_Text excerpt:_
——

So, the long and the short of it is folks that when anyone from the VIPS talks, we better listen up. They know what they are talking about and are eloquent when they say it.

Here is just the beginning of Ray McGovern’s piece from TruthOut and Antiwar:

At Tuesday's Senate Armed Services Committee hearing on the nomination of Robert Gates to be secretary of defense, I felt as though I were paying last respects to the Constitution of the United States. But there was none of the praise customarily given to the deceased. Rather, the bouquets were fulsomely shared round about among the nominee and the senators – all of the "distinguished," but none more distinguished than the Very Reverend John Warner, the gentleman from Virginia, chairman of the committee and presider at the wake.

"Distinguished, indeed," I could not help thinking; this is the committee that allowed itself to be co-opted by Defense Secretary Donald Rumsfeld and his deputies Paul Wolfowitz and Douglas Feith into abnegating its constitutional duty to prevent the United States from launching a war of aggression on false pretenses against a defenseless Iraq. The Nuremberg Tribunal ruled war of aggression "the supreme international crime inasmuch as it contains the accumulated evils of the whole" – kidnapping and torture, for example. This is the committee which, when such abuses came to light, let the Pentagon investigate itself. And I thought of how our Virginian forefathers, really distinguished Virginians like James Madison and James Mason, who crafted the checks and balances into our Constitution, and how they must be rolling over in their graves at the flaccid timidity of their 21st century successors. Perhaps the plain-speaking senator-elect from Virginia, James Webb, will be able to remind other senators of their duty and curtail their mutual fawning when he takes office in January.

It was a sorry spectacle Tuesday, as pretentious, patrician manners trumped courage and vitiated the advise-and-consent prerogative carefully honed by the framers of our Constitution for the Senate.

——

_Data extracts:_

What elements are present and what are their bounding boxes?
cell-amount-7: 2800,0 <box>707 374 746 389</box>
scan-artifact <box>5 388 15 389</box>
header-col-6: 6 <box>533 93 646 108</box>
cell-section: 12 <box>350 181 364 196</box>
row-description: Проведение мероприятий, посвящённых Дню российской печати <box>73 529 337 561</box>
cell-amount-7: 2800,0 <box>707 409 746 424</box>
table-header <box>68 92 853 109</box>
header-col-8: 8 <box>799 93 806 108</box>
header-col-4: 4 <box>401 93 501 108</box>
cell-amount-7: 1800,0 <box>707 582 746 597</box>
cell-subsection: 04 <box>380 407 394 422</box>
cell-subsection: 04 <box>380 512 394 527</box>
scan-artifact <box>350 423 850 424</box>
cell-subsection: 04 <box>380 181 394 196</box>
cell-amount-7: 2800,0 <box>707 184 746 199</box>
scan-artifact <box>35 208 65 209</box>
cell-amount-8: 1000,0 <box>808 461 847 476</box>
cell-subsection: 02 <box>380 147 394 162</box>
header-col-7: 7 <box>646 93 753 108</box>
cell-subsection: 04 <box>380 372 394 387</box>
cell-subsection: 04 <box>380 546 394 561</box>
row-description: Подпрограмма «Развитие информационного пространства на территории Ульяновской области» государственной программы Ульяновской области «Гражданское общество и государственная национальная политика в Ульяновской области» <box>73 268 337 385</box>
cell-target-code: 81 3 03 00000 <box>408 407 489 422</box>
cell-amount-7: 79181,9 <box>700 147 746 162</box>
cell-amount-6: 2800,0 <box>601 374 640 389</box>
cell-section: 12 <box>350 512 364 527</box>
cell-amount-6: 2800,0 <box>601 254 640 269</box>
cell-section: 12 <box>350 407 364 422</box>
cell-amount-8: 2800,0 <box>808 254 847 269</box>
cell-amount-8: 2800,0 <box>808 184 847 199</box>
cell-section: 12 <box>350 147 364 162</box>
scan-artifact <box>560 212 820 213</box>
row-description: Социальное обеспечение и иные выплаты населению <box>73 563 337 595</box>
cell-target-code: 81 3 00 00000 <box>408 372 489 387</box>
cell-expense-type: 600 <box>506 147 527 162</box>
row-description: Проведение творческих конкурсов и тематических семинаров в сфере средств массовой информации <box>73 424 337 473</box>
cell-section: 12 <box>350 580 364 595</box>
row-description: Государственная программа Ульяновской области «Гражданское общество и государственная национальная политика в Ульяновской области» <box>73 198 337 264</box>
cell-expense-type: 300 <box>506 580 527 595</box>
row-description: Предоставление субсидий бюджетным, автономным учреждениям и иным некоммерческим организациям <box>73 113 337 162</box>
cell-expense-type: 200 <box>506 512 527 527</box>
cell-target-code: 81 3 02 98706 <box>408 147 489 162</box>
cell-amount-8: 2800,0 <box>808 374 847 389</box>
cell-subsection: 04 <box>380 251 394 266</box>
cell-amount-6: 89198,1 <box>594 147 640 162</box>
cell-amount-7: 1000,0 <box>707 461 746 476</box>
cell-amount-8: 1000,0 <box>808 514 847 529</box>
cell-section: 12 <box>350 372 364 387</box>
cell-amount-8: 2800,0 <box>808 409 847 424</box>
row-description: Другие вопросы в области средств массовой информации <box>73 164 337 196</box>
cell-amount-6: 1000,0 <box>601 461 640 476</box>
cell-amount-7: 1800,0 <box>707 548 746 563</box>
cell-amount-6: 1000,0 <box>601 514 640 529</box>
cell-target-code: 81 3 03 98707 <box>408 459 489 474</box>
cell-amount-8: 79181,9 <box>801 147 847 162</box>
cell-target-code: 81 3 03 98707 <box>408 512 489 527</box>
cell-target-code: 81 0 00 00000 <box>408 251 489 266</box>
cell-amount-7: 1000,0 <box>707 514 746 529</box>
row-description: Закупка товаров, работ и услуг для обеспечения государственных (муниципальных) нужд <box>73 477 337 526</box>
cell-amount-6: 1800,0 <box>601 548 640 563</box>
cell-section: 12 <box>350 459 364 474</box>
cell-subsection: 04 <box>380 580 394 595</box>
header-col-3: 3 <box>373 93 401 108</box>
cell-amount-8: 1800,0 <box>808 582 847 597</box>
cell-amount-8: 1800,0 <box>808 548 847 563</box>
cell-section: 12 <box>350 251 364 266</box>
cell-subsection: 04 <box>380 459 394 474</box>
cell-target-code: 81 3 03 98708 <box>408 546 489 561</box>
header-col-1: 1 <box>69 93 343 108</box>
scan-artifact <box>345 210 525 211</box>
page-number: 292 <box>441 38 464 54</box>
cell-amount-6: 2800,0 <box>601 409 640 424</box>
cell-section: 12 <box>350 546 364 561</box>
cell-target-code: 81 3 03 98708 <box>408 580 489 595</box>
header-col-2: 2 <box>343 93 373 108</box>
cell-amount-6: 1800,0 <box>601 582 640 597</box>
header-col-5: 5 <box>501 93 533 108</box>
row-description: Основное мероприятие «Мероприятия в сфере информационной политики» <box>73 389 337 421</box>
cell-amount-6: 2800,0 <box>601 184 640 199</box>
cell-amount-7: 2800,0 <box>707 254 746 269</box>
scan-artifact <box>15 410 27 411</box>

——

_Task directions:_ Resume the commentary on the Senate hearing for Robert Gates's nomination as secretary of defense, starting after its last sentence.

_Expected answer:_
In other news, "A series of particularly brutal attacks across Baghdad Tuesday resulted in at least 54 Iraqis killed and scores wounded," according to the New York Times. The U.S. military announced that three more American soldiers were killed Monday, adding to the 13 killed over the weekend. Ten more U.S. soldiers were killed on Wednesday. And five Marines are expected to be charged today with the killing of 24 Iraqis, many of them women and children, in the village of Haditha in November 2005.

No such bothersome details about this misbegotten war were allowed into evidence yesterday by the stuffed shirts sitting in stuffed seats in a hearing room stuffed with 80 stenographers from our domesticated press. Rather, the hearing room seemed to serve as a kind of funeral parlor for the Constitution. There were plenty of bouquets, but none smelled very genuine.

That Gates would be given a free pass without serious probing was already clear in ranking member Carl Levin's (D-Mich.) deference to lame-duck chairman John Warner's (R-Va.) plan for a one-day, carefully scripted hearing, at which senators could disregard new, documentary evidence of Gates' deception of Congress and the Iran-Contra independent counsel. Expediting the hearing served to squander the leverage provided by the confirmation process to committee members, had any of them wished to put that leverage in play. Rather, Gates was often able to say, in effect, "Gosh, I just got here; didn't know about that; haven't read that, but I'll put that on the top of my reading pile."

Fully expecting that Levin's Democratic colleagues would join him in acquiescing in this charade, antiwar activists told me before the hearing began that they had come prepared with a chant:

"You won the elections. Now ask real questions!"

Mr. McGovern, needless to say, doesn’t have very high hopes for this “change” at the Pentagon, not to mention this Congress.

If his, and the VIPS, past performance was prescient, I am sure he is right again! Read the whole article or ignore it at your peril.

The Mainstream media ignored these voices in the past. If the MSM ignores their voices this time around they are doing it at their peril and, once again, endangering all of us.

The VIPS are serious folks and they are serious in their concern for our country!